## BEGIN
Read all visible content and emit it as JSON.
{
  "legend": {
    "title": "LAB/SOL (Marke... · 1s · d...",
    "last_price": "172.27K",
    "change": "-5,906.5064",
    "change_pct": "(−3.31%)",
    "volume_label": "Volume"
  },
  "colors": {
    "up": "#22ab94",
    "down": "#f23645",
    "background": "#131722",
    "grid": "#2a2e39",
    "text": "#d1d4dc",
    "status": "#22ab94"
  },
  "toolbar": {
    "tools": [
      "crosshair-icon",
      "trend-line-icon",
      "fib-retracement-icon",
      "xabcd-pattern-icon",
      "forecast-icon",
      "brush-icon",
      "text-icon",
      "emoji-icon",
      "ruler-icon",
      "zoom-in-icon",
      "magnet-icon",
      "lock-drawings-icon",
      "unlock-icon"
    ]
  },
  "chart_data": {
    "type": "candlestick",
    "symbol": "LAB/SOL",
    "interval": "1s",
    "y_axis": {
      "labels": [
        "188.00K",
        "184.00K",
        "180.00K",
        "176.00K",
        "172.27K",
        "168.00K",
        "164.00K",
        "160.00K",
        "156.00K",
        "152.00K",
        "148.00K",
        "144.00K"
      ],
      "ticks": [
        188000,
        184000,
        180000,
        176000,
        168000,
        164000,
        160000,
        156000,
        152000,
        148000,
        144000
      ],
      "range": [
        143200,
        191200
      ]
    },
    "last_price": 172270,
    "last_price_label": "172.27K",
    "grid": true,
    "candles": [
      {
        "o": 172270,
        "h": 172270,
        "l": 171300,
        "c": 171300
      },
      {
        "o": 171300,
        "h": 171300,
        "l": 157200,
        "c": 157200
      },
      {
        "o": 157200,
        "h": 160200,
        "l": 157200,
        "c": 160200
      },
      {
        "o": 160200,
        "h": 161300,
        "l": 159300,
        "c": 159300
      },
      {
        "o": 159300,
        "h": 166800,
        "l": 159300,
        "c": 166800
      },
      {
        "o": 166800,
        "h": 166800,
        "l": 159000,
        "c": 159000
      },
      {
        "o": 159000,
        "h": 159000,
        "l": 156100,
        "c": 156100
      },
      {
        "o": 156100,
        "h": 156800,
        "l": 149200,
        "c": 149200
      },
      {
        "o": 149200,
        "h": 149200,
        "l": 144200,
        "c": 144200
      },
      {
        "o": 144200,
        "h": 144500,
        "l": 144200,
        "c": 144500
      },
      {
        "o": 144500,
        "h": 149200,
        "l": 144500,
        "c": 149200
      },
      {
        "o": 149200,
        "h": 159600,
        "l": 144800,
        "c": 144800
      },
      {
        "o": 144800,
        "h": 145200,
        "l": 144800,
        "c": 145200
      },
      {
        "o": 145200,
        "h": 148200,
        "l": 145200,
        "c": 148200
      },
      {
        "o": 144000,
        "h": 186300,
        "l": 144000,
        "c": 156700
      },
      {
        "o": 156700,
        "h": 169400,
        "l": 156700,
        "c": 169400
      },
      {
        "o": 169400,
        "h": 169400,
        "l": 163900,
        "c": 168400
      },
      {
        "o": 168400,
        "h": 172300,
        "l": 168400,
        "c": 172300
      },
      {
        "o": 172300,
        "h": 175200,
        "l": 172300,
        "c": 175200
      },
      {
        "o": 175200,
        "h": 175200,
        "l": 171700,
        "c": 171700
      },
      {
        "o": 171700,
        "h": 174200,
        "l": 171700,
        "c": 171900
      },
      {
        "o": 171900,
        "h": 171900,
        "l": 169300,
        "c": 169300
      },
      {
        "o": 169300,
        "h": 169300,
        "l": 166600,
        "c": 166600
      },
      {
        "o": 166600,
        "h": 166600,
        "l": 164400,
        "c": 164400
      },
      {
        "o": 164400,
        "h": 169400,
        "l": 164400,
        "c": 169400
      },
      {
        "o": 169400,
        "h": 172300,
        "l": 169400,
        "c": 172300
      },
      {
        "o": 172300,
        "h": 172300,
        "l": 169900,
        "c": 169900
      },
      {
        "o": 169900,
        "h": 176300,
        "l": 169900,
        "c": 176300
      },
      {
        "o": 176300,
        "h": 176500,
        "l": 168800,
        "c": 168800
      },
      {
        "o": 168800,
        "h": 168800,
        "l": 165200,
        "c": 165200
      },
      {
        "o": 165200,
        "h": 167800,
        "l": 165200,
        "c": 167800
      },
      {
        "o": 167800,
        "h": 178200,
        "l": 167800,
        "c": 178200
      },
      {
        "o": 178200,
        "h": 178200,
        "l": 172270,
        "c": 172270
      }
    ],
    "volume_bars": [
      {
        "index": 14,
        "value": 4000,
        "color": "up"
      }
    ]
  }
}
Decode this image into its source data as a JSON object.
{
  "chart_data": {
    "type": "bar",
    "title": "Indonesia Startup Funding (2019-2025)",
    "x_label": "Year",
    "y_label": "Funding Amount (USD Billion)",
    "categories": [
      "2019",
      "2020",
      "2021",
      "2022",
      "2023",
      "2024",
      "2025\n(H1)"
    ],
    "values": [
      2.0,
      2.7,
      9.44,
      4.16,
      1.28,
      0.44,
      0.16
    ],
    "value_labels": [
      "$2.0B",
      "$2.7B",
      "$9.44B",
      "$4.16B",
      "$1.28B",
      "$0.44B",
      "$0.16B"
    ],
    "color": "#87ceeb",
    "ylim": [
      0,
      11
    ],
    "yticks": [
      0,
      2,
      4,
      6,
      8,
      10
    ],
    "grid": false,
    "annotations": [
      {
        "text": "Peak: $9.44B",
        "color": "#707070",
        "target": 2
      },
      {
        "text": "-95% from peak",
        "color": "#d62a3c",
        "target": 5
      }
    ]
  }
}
## END
--- What you need to do ---
Reproduce every record above exactly as it appears.

--- The answer ---
Read all visible content and emit it as JSON.
{
  "legend": {
    "title": "LAB/SOL (Marke... · 1s · d...",
    "last_price": "172.27K",
    "change": "-5,906.5064",
    "change_pct": "(−3.31%)",
    "volume_label": "Volume"
  },
  "colors": {
    "up": "#22ab94",
    "down": "#f23645",
    "background": "#131722",
    "grid": "#2a2e39",
    "text": "#d1d4dc",
    "status": "#22ab94"
  },
  "toolbar": {
    "tools": [
      "crosshair-icon",
      "trend-line-icon",
      "fib-retracement-icon",
      "xabcd-pattern-icon",
      "forecast-icon",
      "brush-icon",
      "text-icon",
      "emoji-icon",
      "ruler-icon",
      "zoom-in-icon",
      "magnet-icon",
      "lock-drawings-icon",
      "unlock-icon"
    ]
  },
  "chart_data": {
    "type": "candlestick",
    "symbol": "LAB/SOL",
    "interval": "1s",
    "y_axis": {
      "labels": [
        "188.00K",
        "184.00K",
        "180.00K",
        "176.00K",
        "172.27K",
        "168.00K",
        "164.00K",
        "160.00K",
        "156.00K",
        "152.00K",
        "148.00K",
        "144.00K"
      ],
      "ticks": [
        188000,
        184000,
        180000,
        176000,
        168000,
        164000,
        160000,
        156000,
        152000,
        148000,
        144000
      ],
      "range": [
        143200,
        191200
      ]
    },
    "last_price": 172270,
    "last_price_label": "172.27K",
    "grid": true,
    "candles": [
      {
        "o": 172270,
        "h": 172270,
        "l": 171300,
        "c": 171300
      },
      {
        "o": 171300,
        "h": 171300,
        "l": 157200,
        "c": 157200
      },
      {
        "o": 157200,
        "h": 160200,
        "l": 157200,
        "c": 160200
      },
      {
        "o": 160200,
        "h": 161300,
        "l": 159300,
        "c": 159300
      },
      {
        "o": 159300,
        "h": 166800,
        "l": 159300,
        "c": 166800
      },
      {
        "o": 166800,
        "h": 166800,
        "l": 159000,
        "c": 159000
      },
      {
        "o": 159000,
        "h": 159000,
        "l": 156100,
        "c": 156100
      },
      {
        "o": 156100,
        "h": 156800,
        "l": 149200,
        "c": 149200
      },
      {
        "o": 149200,
        "h": 149200,
        "l": 144200,
        "c": 144200
      },
      {
        "o": 144200,
        "h": 144500,
        "l": 144200,
        "c": 144500
      },
      {
        "o": 144500,
        "h": 149200,
        "l": 144500,
        "c": 149200
      },
      {
        "o": 149200,
        "h": 159600,
        "l": 144800,
        "c": 144800
      },
      {
        "o": 144800,
        "h": 145200,
        "l": 144800,
        "c": 145200
      },
      {
        "o": 145200,
        "h": 148200,
        "l": 145200,
        "c": 148200
      },
      {
        "o": 144000,
        "h": 186300,
        "l": 144000,
        "c": 156700
      },
      {
        "o": 156700,
        "h": 169400,
        "l": 156700,
        "c": 169400
      },
      {
        "o": 169400,
        "h": 169400,
        "l": 163900,
        "c": 168400
      },
      {
        "o": 168400,
        "h": 172300,
        "l": 168400,
        "c": 172300
      },
      {
        "o": 172300,
        "h": 175200,
        "l": 172300,
        "c": 175200
      },
      {
        "o": 175200,
        "h": 175200,
        "l": 171700,
        "c": 171700
      },
      {
        "o": 171700,
        "h": 174200,
        "l": 171700,
        "c": 171900
      },
      {
        "o": 171900,
        "h": 171900,
        "l": 169300,
        "c": 169300
      },
      {
        "o": 169300,
        "h": 169300,
        "l": 166600,
        "c": 166600
      },
      {
        "o": 166600,
        "h": 166600,
        "l": 164400,
        "c": 164400
      },
      {
        "o": 164400,
        "h": 169400,
        "l": 164400,
        "c": 169400
      },
      {
        "o": 169400,
        "h": 172300,
        "l": 169400,
        "c": 172300
      },
      {
        "o": 172300,
        "h": 172300,
        "l": 169900,
        "c": 169900
      },
      {
        "o": 169900,
        "h": 176300,
        "l": 169900,
        "c": 176300
      },
      {
        "o": 176300,
        "h": 176500,
        "l": 168800,
        "c": 168800
      },
      {
        "o": 168800,
        "h": 168800,
        "l": 165200,
        "c": 165200
      },
      {
        "o": 165200,
        "h": 167800,
        "l": 165200,
        "c": 167800
      },
      {
        "o": 167800,
        "h": 178200,
        "l": 167800,
        "c": 178200
      },
      {
        "o": 178200,
        "h": 178200,
        "l": 172270,
        "c": 172270
      }
    ],
    "volume_bars": [
      {
        "index": 14,
        "value": 4000,
        "color": "up"
      }
    ]
  }
}
Decode this image into its source data as a JSON object.
{
  "chart_data": {
    "type": "bar",
    "title": "Indonesia Startup Funding (2019-2025)",
    "x_label": "Year",
    "y_label": "Funding Amount (USD Billion)",
    "categories": [
      "2019",
      "2020",
      "2021",
      "2022",
      "2023",
      "2024",
      "2025\n(H1)"
    ],
    "values": [
      2.0,
      2.7,
      9.44,
      4.16,
      1.28,
      0.44,
      0.16
    ],
    "value_labels": [
      "$2.0B",
      "$2.7B",
      "$9.44B",
      "$4.16B",
      "$1.28B",
      "$0.44B",
      "$0.16B"
    ],
    "color": "#87ceeb",
    "ylim": [
      0,
      11
    ],
    "yticks": [
      0,
      2,
      4,
      6,
      8,
      10
    ],
    "grid": false,
    "annotations": [
      {
        "text": "Peak: $9.44B",
        "color": "#707070",
        "target": 2
      },
      {
        "text": "-95% from peak",
        "color": "#d62a3c",
        "target": 5
      }
    ]
  }
}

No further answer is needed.